§ Material

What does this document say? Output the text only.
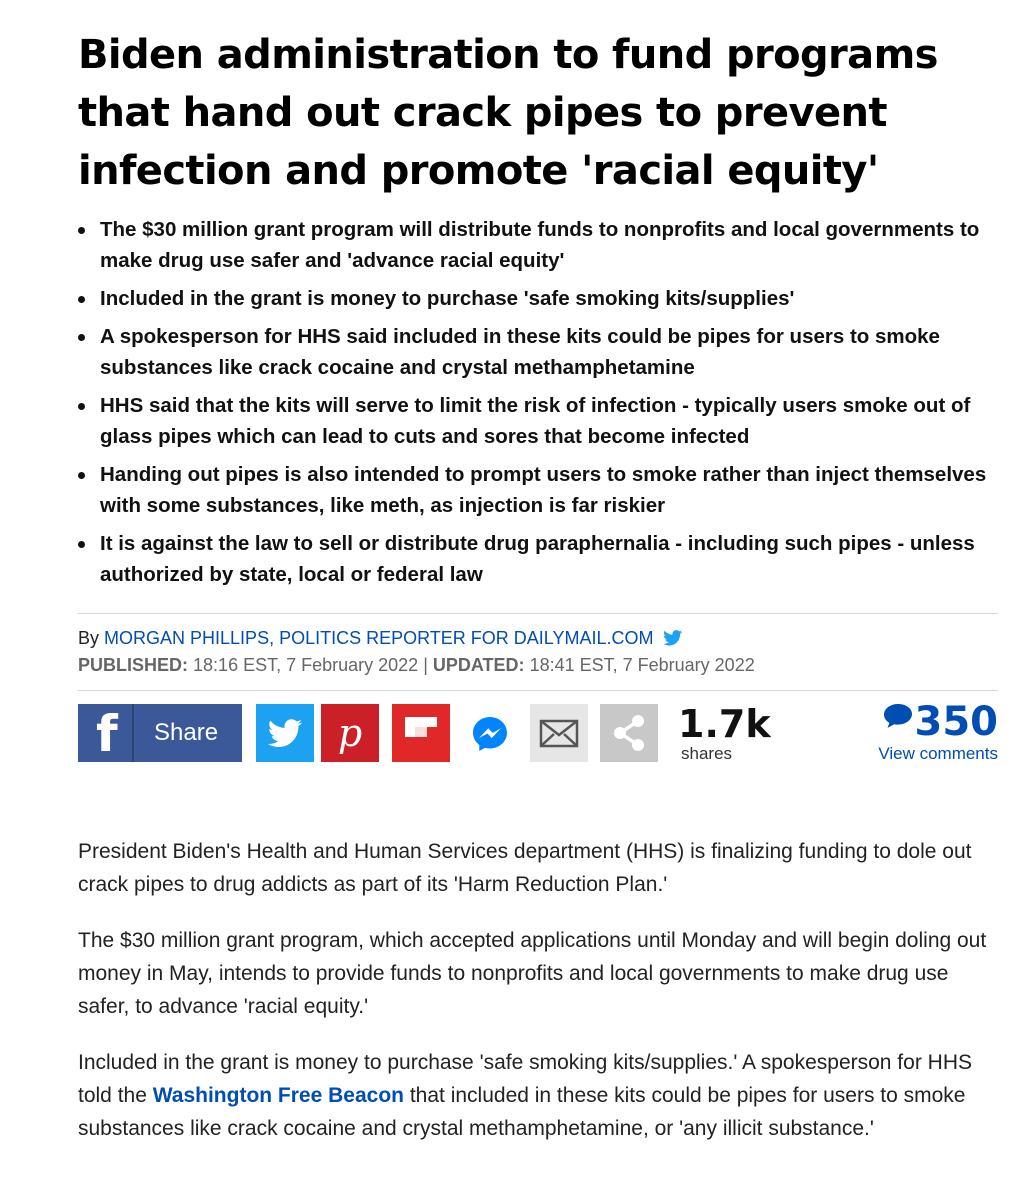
Biden administration to fund programs that hand out crack pipes to prevent infection and promote 'racial equity'
The $30 million grant program will distribute funds to nonprofits and local governments to make drug use safer and 'advance racial equity'
Included in the grant is money to purchase 'safe smoking kits/supplies'
A spokesperson for HHS said included in these kits could be pipes for users to smoke substances like crack cocaine and crystal methamphetamine
HHS said that the kits will serve to limit the risk of infection - typically users smoke out of glass pipes which can lead to cuts and sores that become infected
Handing out pipes is also intended to prompt users to smoke rather than inject themselves with some substances, like meth, as injection is far riskier
It is against the law to sell or distribute drug paraphernalia - including such pipes - unless authorized by state, local or federal law
By MORGAN PHILLIPS, POLITICS REPORTER FOR DAILYMAIL.COM
PUBLISHED: 18:16 EST, 7 February 2022 | UPDATED: 18:41 EST, 7 February 2022
f Share	p	1.7k
shares
350
View comments

President Biden's Health and Human Services department (HHS) is finalizing funding to dole out crack pipes to drug addicts as part of its 'Harm Reduction Plan.'

The $30 million grant program, which accepted applications until Monday and will begin doling out money in May, intends to provide funds to nonprofits and local governments to make drug use safer, to advance 'racial equity.'

Included in the grant is money to purchase 'safe smoking kits/supplies.' A spokesperson for HHS told the Washington Free Beacon that included in these kits could be pipes for users to smoke substances like crack cocaine and crystal methamphetamine, or 'any illicit substance.'
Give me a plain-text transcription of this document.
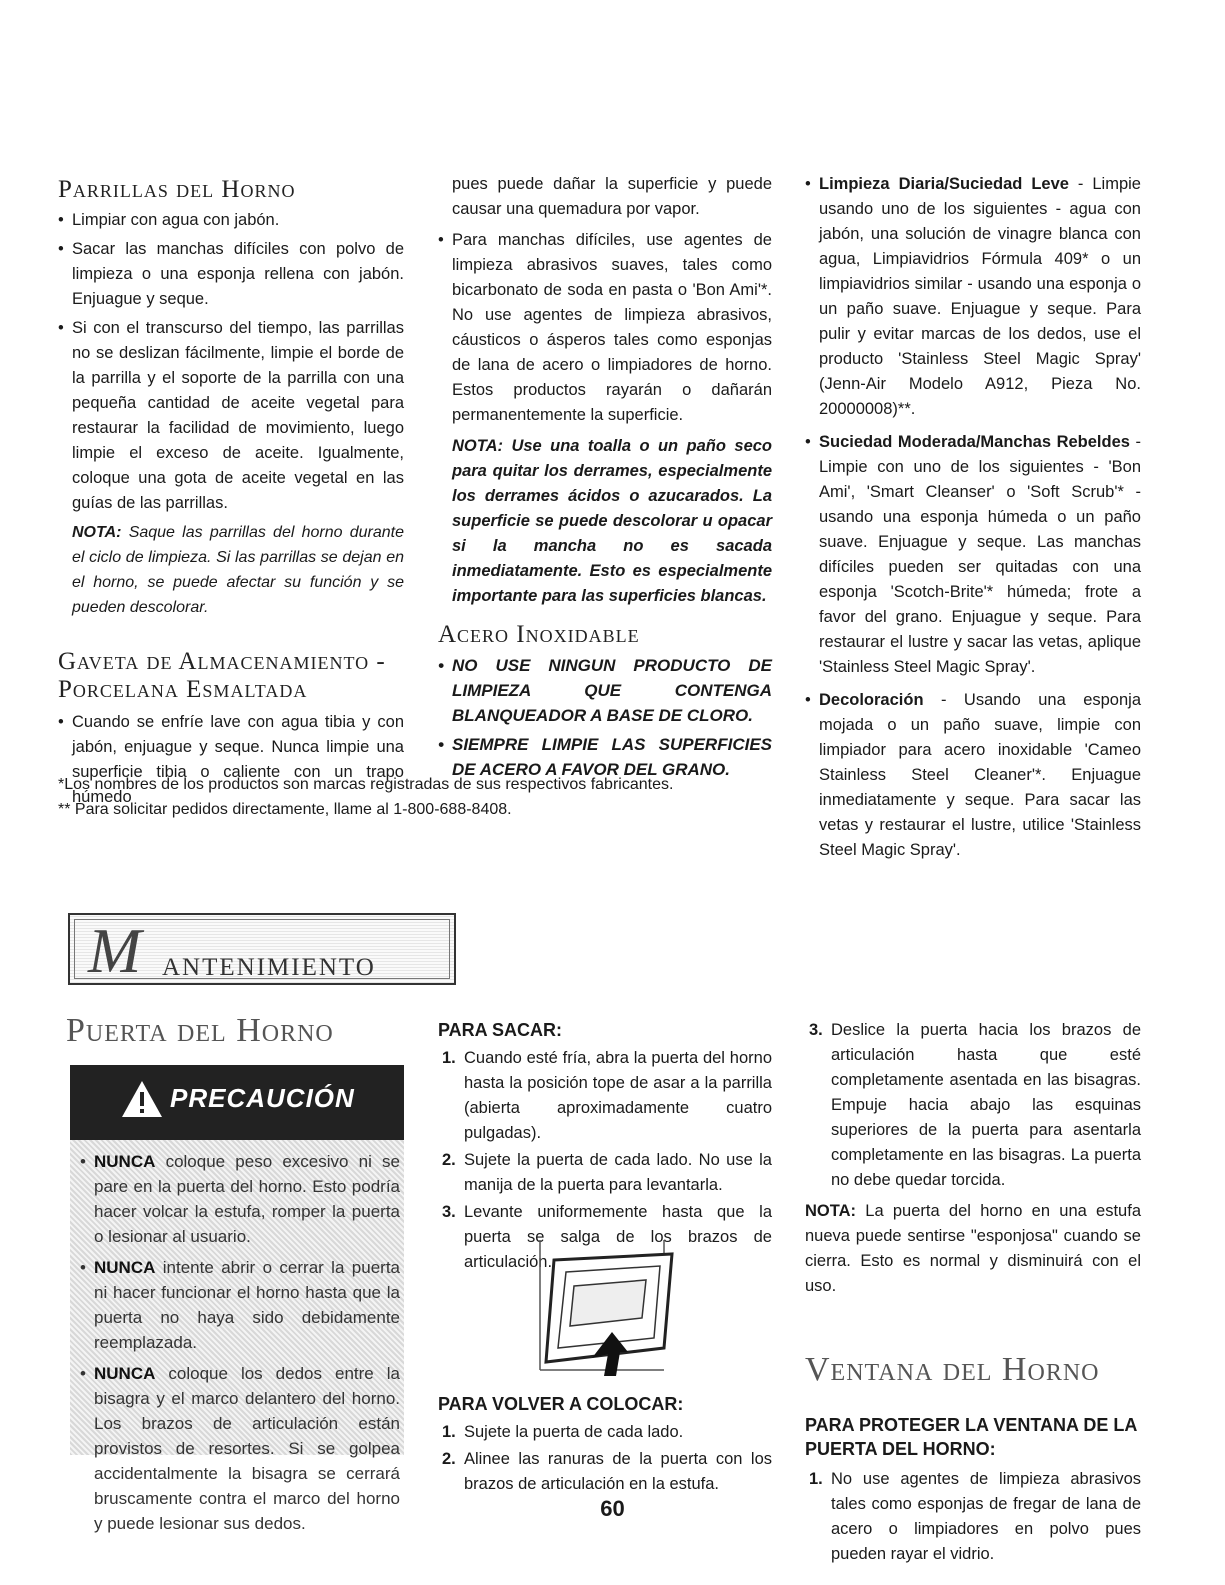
Parrillas del Horno
• Limpiar con agua con jabón.
• Sacar las manchas difíciles con polvo de limpieza o una esponja rellena con jabón. Enjuague y seque.
• Si con el transcurso del tiempo, las parrillas no se deslizan fácilmente, limpie el borde de la parrilla y el soporte de la parrilla con una pequeña cantidad de aceite vegetal para restaurar la facilidad de movimiento, luego limpie el exceso de aceite. Igualmente, coloque una gota de aceite vegetal en las guías de las parrillas.

NOTA: Saque las parrillas del horno durante el ciclo de limpieza. Si las parrillas se dejan en el horno, se puede afectar su función y se pueden descolorar.

Gaveta de Almacenamiento -
Porcelana Esmaltada
• Cuando se enfríe lave con agua tibia y con jabón, enjuague y seque. Nunca limpie una superficie tibia o caliente con un trapo húmedo

pues puede dañar la superficie y puede causar una quemadura por vapor.

• Para manchas difíciles, use agentes de limpieza abrasivos suaves, tales como bicarbonato de soda en pasta o 'Bon Ami'*. No use agentes de limpieza abrasivos, cáusticos o ásperos tales como esponjas de lana de acero o limpiadores de horno. Estos productos rayarán o dañarán permanentemente la superficie.

NOTA: Use una toalla o un paño seco para quitar los derrames, especialmente los derrames ácidos o azucarados. La superficie se puede descolorar u opacar si la mancha no es sacada inmediatamente. Esto es especialmente importante para las superficies blancas.

Acero Inoxidable
• NO USE NINGUN PRODUCTO DE LIMPIEZA QUE CONTENGA BLANQUEADOR A BASE DE CLORO.
• SIEMPRE LIMPIE LAS SUPERFICIES DE ACERO A FAVOR DEL GRANO.
• Limpieza Diaria/Suciedad Leve - Limpie usando uno de los siguientes - agua con jabón, una solución de vinagre blanca con agua, Limpiavidrios Fórmula 409* o un limpiavidrios similar - usando una esponja o un paño suave. Enjuague y seque. Para pulir y evitar marcas de los dedos, use el producto 'Stainless Steel Magic Spray' (Jenn-Air Modelo A912, Pieza No. 20000008)**.
• Suciedad Moderada/Manchas Rebeldes - Limpie con uno de los siguientes - 'Bon Ami', 'Smart Cleanser' o 'Soft Scrub'* - usando una esponja húmeda o un paño suave. Enjuague y seque. Las manchas difíciles pueden ser quitadas con una esponja 'Scotch-Brite'* húmeda; frote a favor del grano. Enjuague y seque. Para restaurar el lustre y sacar las vetas, aplique 'Stainless Steel Magic Spray'.
• Decoloración - Usando una esponja mojada o un paño suave, limpie con limpiador para acero inoxidable 'Cameo Stainless Steel Cleaner'*. Enjuague inmediatamente y seque. Para sacar las vetas y restaurar el lustre, utilice 'Stainless Steel Magic Spray'.
*Los nombres de los productos son marcas registradas de sus respectivos fabricantes.
** Para solicitar pedidos directamente, llame al 1-800-688-8408.
M antenimiento
Puerta del Horno
PRECAUCIÓN
• NUNCA coloque peso excesivo ni se pare en la puerta del horno. Esto podría hacer volcar la estufa, romper la puerta o lesionar al usuario.
• NUNCA intente abrir o cerrar la puerta ni hacer funcionar el horno hasta que la puerta no haya sido debidamente reemplazada.
• NUNCA coloque los dedos entre la bisagra y el marco delantero del horno. Los brazos de articulación están provistos de resortes. Si se golpea accidentalmente la bisagra se cerrará bruscamente contra el marco del horno y puede lesionar sus dedos.
PARA SACAR:
1. Cuando esté fría, abra la puerta del horno hasta la posición tope de asar a la parrilla (abierta aproximadamente cuatro pulgadas).
2. Sujete la puerta de cada lado. No use la manija de la puerta para levantarla.
3. Levante uniformemente hasta que la puerta se salga de los brazos de articulación.
PARA VOLVER A COLOCAR:
1. Sujete la puerta de cada lado.
2. Alinee las ranuras de la puerta con los brazos de articulación en la estufa.
3. Deslice la puerta hacia los brazos de articulación hasta que esté completamente asentada en las bisagras. Empuje hacia abajo las esquinas superiores de la puerta para asentarla completamente en las bisagras. La puerta no debe quedar torcida.

NOTA: La puerta del horno en una estufa nueva puede sentirse "esponjosa" cuando se cierra. Esto es normal y disminuirá con el uso.

Ventana del Horno
PARA PROTEGER LA VENTANA DE LA PUERTA DEL HORNO:
1. No use agentes de limpieza abrasivos tales como esponjas de fregar de lana de acero o limpiadores en polvo pues pueden rayar el vidrio.
60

§ What is asked
Whichever lines contain the string "drug", select and copy them.

§ Completed task
The $30 million grant program will distribute funds to nonprofits and local governments to make drug use safer and 'advance racial equity'
It is against the law to sell or distribute drug paraphernalia - including such pipes - unless authorized by state, local or federal law
President Biden's Health and Human Services department (HHS) is finalizing funding to dole out crack pipes to drug addicts as part of its 'Harm Reduction Plan.'
The $30 million grant program, which accepted applications until Monday and will begin doling out money in May, intends to provide funds to nonprofits and local governments to make drug use safer, to advance 'racial equity.'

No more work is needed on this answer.